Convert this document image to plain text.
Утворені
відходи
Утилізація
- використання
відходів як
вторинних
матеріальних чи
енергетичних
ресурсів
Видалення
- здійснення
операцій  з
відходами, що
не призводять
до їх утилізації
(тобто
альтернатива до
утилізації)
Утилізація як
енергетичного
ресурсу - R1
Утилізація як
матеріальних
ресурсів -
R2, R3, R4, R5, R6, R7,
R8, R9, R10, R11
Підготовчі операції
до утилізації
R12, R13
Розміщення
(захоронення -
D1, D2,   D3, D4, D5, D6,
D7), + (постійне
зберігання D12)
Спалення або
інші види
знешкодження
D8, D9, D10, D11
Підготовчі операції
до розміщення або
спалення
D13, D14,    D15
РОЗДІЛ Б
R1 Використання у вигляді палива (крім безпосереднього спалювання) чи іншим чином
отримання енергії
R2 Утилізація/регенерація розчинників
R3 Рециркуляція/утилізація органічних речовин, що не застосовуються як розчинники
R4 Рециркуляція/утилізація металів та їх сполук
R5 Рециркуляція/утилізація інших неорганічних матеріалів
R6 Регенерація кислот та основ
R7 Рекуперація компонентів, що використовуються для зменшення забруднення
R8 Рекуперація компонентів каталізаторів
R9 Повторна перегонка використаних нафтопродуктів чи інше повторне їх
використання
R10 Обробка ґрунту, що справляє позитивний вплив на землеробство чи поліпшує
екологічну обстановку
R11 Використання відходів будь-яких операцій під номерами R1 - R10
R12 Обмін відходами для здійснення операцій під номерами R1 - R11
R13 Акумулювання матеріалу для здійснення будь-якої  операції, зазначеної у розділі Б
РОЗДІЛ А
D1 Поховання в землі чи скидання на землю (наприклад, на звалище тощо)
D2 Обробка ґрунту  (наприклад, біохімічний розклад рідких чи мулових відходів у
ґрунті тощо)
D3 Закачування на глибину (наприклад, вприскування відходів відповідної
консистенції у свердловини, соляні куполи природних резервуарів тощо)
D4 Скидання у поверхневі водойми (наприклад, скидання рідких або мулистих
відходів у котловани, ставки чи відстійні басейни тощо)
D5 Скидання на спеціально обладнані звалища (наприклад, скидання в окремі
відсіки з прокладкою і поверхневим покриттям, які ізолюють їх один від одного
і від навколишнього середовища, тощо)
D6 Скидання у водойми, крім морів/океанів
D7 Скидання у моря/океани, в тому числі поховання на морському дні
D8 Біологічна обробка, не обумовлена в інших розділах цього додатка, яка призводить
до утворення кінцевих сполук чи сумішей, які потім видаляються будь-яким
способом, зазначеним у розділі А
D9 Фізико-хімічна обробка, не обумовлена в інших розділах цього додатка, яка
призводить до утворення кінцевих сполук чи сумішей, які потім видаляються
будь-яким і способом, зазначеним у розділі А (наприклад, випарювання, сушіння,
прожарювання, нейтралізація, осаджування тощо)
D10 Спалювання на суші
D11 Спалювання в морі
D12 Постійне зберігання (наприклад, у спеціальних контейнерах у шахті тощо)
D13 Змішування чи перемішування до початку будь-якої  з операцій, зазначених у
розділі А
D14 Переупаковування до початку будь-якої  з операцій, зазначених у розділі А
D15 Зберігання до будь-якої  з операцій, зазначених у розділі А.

────

Repeat the data verbatim.

(ANSWER FOR THIS EXERCISE):
Convert this document image to plain text.
Утворені
відходи
Утилізація
- використання
відходів як
вторинних
матеріальних чи
енергетичних
ресурсів
Видалення
- здійснення
операцій  з
відходами, що
не призводять
до їх утилізації
(тобто
альтернатива до
утилізації)
Утилізація як
енергетичного
ресурсу - R1
Утилізація як
матеріальних
ресурсів -
R2, R3, R4, R5, R6, R7,
R8, R9, R10, R11
Підготовчі операції
до утилізації
R12, R13
Розміщення
(захоронення -
D1, D2,   D3, D4, D5, D6,
D7), + (постійне
зберігання D12)
Спалення або
інші види
знешкодження
D8, D9, D10, D11
Підготовчі операції
до розміщення або
спалення
D13, D14,    D15
РОЗДІЛ Б
R1 Використання у вигляді палива (крім безпосереднього спалювання) чи іншим чином
отримання енергії
R2 Утилізація/регенерація розчинників
R3 Рециркуляція/утилізація органічних речовин, що не застосовуються як розчинники
R4 Рециркуляція/утилізація металів та їх сполук
R5 Рециркуляція/утилізація інших неорганічних матеріалів
R6 Регенерація кислот та основ
R7 Рекуперація компонентів, що використовуються для зменшення забруднення
R8 Рекуперація компонентів каталізаторів
R9 Повторна перегонка використаних нафтопродуктів чи інше повторне їх
використання
R10 Обробка ґрунту, що справляє позитивний вплив на землеробство чи поліпшує
екологічну обстановку
R11 Використання відходів будь-яких операцій під номерами R1 - R10
R12 Обмін відходами для здійснення операцій під номерами R1 - R11
R13 Акумулювання матеріалу для здійснення будь-якої  операції, зазначеної у розділі Б
РОЗДІЛ А
D1 Поховання в землі чи скидання на землю (наприклад, на звалище тощо)
D2 Обробка ґрунту  (наприклад, біохімічний розклад рідких чи мулових відходів у
ґрунті тощо)
D3 Закачування на глибину (наприклад, вприскування відходів відповідної
консистенції у свердловини, соляні куполи природних резервуарів тощо)
D4 Скидання у поверхневі водойми (наприклад, скидання рідких або мулистих
відходів у котловани, ставки чи відстійні басейни тощо)
D5 Скидання на спеціально обладнані звалища (наприклад, скидання в окремі
відсіки з прокладкою і поверхневим покриттям, які ізолюють їх один від одного
і від навколишнього середовища, тощо)
D6 Скидання у водойми, крім морів/океанів
D7 Скидання у моря/океани, в тому числі поховання на морському дні
D8 Біологічна обробка, не обумовлена в інших розділах цього додатка, яка призводить
до утворення кінцевих сполук чи сумішей, які потім видаляються будь-яким
способом, зазначеним у розділі А
D9 Фізико-хімічна обробка, не обумовлена в інших розділах цього додатка, яка
призводить до утворення кінцевих сполук чи сумішей, які потім видаляються
будь-яким і способом, зазначеним у розділі А (наприклад, випарювання, сушіння,
прожарювання, нейтралізація, осаджування тощо)
D10 Спалювання на суші
D11 Спалювання в морі
D12 Постійне зберігання (наприклад, у спеціальних контейнерах у шахті тощо)
D13 Змішування чи перемішування до початку будь-якої  з операцій, зазначених у
розділі А
D14 Переупаковування до початку будь-якої  з операцій, зазначених у розділі А
D15 Зберігання до будь-якої  з операцій, зазначених у розділі А.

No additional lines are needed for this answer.